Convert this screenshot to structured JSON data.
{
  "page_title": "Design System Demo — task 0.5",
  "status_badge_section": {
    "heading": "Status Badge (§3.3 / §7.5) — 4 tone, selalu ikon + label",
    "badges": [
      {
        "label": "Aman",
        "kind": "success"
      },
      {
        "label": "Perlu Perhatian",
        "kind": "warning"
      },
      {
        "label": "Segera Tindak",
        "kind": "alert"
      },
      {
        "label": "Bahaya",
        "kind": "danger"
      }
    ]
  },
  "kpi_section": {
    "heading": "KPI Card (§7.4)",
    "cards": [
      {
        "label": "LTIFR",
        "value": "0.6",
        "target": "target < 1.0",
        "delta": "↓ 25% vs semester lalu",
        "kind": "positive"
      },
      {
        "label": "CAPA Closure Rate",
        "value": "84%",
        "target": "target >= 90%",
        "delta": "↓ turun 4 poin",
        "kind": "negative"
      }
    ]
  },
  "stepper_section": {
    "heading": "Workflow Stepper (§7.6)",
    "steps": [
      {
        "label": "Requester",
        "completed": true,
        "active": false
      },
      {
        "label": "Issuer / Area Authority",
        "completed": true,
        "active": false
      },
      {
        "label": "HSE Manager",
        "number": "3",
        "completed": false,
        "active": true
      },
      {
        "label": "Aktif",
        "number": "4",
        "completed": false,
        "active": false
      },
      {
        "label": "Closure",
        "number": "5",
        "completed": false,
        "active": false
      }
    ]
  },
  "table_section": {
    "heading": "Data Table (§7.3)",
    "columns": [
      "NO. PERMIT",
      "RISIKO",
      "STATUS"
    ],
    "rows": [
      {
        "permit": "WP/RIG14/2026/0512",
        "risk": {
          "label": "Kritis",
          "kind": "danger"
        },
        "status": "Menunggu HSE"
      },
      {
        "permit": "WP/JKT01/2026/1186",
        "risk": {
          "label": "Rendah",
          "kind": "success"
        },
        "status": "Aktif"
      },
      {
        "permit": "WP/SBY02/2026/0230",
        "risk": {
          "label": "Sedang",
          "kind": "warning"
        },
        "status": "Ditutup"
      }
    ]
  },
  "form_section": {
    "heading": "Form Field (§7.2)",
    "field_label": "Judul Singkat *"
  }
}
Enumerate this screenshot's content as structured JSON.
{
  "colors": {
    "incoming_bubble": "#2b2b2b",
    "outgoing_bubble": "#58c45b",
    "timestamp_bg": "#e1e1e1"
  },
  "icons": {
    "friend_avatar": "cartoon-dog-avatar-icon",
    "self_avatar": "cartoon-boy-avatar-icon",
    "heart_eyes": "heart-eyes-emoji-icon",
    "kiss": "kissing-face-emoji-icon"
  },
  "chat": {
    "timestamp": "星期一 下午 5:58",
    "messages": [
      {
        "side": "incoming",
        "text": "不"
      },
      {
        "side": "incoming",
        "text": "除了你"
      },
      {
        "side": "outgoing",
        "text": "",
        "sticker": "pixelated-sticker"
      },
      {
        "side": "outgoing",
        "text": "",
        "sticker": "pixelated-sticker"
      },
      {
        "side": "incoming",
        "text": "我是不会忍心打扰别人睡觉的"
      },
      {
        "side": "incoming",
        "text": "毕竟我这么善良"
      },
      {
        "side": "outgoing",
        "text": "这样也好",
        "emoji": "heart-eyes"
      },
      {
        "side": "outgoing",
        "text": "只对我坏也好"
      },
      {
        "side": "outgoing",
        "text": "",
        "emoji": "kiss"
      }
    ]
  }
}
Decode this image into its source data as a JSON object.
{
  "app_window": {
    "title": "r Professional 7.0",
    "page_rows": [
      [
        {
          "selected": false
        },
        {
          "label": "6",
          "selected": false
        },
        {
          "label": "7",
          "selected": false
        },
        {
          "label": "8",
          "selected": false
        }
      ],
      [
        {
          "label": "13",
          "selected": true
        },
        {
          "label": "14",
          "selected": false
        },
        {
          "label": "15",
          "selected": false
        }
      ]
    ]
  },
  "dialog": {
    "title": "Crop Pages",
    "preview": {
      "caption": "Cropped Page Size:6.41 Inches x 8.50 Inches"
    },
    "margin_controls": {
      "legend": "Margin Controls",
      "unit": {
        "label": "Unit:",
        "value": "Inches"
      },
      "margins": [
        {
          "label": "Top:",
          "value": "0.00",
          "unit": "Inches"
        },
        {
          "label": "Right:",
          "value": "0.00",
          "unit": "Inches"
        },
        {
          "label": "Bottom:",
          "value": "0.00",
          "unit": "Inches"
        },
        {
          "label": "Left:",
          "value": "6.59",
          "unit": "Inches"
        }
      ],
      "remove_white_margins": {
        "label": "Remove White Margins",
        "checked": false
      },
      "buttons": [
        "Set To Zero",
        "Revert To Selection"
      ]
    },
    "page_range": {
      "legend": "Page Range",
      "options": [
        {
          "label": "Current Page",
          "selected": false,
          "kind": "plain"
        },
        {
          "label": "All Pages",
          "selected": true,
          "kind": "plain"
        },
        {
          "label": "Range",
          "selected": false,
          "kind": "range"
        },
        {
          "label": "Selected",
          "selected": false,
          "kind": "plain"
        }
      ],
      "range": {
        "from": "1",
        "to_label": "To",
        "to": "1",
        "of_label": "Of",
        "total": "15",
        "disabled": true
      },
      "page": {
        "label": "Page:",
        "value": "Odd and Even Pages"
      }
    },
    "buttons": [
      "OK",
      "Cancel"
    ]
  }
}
- - -
PROBLEM REQUIREMENTS: Retype all the records, matching them exactly.

REPLY:
Convert this screenshot to structured JSON data.
{
  "page_title": "Design System Demo — task 0.5",
  "status_badge_section": {
    "heading": "Status Badge (§3.3 / §7.5) — 4 tone, selalu ikon + label",
    "badges": [
      {
        "label": "Aman",
        "kind": "success"
      },
      {
        "label": "Perlu Perhatian",
        "kind": "warning"
      },
      {
        "label": "Segera Tindak",
        "kind": "alert"
      },
      {
        "label": "Bahaya",
        "kind": "danger"
      }
    ]
  },
  "kpi_section": {
    "heading": "KPI Card (§7.4)",
    "cards": [
      {
        "label": "LTIFR",
        "value": "0.6",
        "target": "target < 1.0",
        "delta": "↓ 25% vs semester lalu",
        "kind": "positive"
      },
      {
        "label": "CAPA Closure Rate",
        "value": "84%",
        "target": "target >= 90%",
        "delta": "↓ turun 4 poin",
        "kind": "negative"
      }
    ]
  },
  "stepper_section": {
    "heading": "Workflow Stepper (§7.6)",
    "steps": [
      {
        "label": "Requester",
        "completed": true,
        "active": false
      },
      {
        "label": "Issuer / Area Authority",
        "completed": true,
        "active": false
      },
      {
        "label": "HSE Manager",
        "number": "3",
        "completed": false,
        "active": true
      },
      {
        "label": "Aktif",
        "number": "4",
        "completed": false,
        "active": false
      },
      {
        "label": "Closure",
        "number": "5",
        "completed": false,
        "active": false
      }
    ]
  },
  "table_section": {
    "heading": "Data Table (§7.3)",
    "columns": [
      "NO. PERMIT",
      "RISIKO",
      "STATUS"
    ],
    "rows": [
      {
        "permit": "WP/RIG14/2026/0512",
        "risk": {
          "label": "Kritis",
          "kind": "danger"
        },
        "status": "Menunggu HSE"
      },
      {
        "permit": "WP/JKT01/2026/1186",
        "risk": {
          "label": "Rendah",
          "kind": "success"
        },
        "status": "Aktif"
      },
      {
        "permit": "WP/SBY02/2026/0230",
        "risk": {
          "label": "Sedang",
          "kind": "warning"
        },
        "status": "Ditutup"
      }
    ]
  },
  "form_section": {
    "heading": "Form Field (§7.2)",
    "field_label": "Judul Singkat *"
  }
}
Enumerate this screenshot's content as structured JSON.
{
  "colors": {
    "incoming_bubble": "#2b2b2b",
    "outgoing_bubble": "#58c45b",
    "timestamp_bg": "#e1e1e1"
  },
  "icons": {
    "friend_avatar": "cartoon-dog-avatar-icon",
    "self_avatar": "cartoon-boy-avatar-icon",
    "heart_eyes": "heart-eyes-emoji-icon",
    "kiss": "kissing-face-emoji-icon"
  },
  "chat": {
    "timestamp": "星期一 下午 5:58",
    "messages": [
      {
        "side": "incoming",
        "text": "不"
      },
      {
        "side": "incoming",
        "text": "除了你"
      },
      {
        "side": "outgoing",
        "text": "",
        "sticker": "pixelated-sticker"
      },
      {
        "side": "outgoing",
        "text": "",
        "sticker": "pixelated-sticker"
      },
      {
        "side": "incoming",
        "text": "我是不会忍心打扰别人睡觉的"
      },
      {
        "side": "incoming",
        "text": "毕竟我这么善良"
      },
      {
        "side": "outgoing",
        "text": "这样也好",
        "emoji": "heart-eyes"
      },
      {
        "side": "outgoing",
        "text": "只对我坏也好"
      },
      {
        "side": "outgoing",
        "text": "",
        "emoji": "kiss"
      }
    ]
  }
}
Decode this image into its source data as a JSON object.
{
  "app_window": {
    "title": "r Professional 7.0",
    "page_rows": [
      [
        {
          "selected": false
        },
        {
          "label": "6",
          "selected": false
        },
        {
          "label": "7",
          "selected": false
        },
        {
          "label": "8",
          "selected": false
        }
      ],
      [
        {
          "label": "13",
          "selected": true
        },
        {
          "label": "14",
          "selected": false
        },
        {
          "label": "15",
          "selected": false
        }
      ]
    ]
  },
  "dialog": {
    "title": "Crop Pages",
    "preview": {
      "caption": "Cropped Page Size:6.41 Inches x 8.50 Inches"
    },
    "margin_controls": {
      "legend": "Margin Controls",
      "unit": {
        "label": "Unit:",
        "value": "Inches"
      },
      "margins": [
        {
          "label": "Top:",
          "value": "0.00",
          "unit": "Inches"
        },
        {
          "label": "Right:",
          "value": "0.00",
          "unit": "Inches"
        },
        {
          "label": "Bottom:",
          "value": "0.00",
          "unit": "Inches"
        },
        {
          "label": "Left:",
          "value": "6.59",
          "unit": "Inches"
        }
      ],
      "remove_white_margins": {
        "label": "Remove White Margins",
        "checked": false
      },
      "buttons": [
        "Set To Zero",
        "Revert To Selection"
      ]
    },
    "page_range": {
      "legend": "Page Range",
      "options": [
        {
          "label": "Current Page",
          "selected": false,
          "kind": "plain"
        },
        {
          "label": "All Pages",
          "selected": true,
          "kind": "plain"
        },
        {
          "label": "Range",
          "selected": false,
          "kind": "range"
        },
        {
          "label": "Selected",
          "selected": false,
          "kind": "plain"
        }
      ],
      "range": {
        "from": "1",
        "to_label": "To",
        "to": "1",
        "of_label": "Of",
        "total": "15",
        "disabled": true
      },
      "page": {
        "label": "Page:",
        "value": "Odd and Even Pages"
      }
    },
    "buttons": [
      "OK",
      "Cancel"
    ]
  }
}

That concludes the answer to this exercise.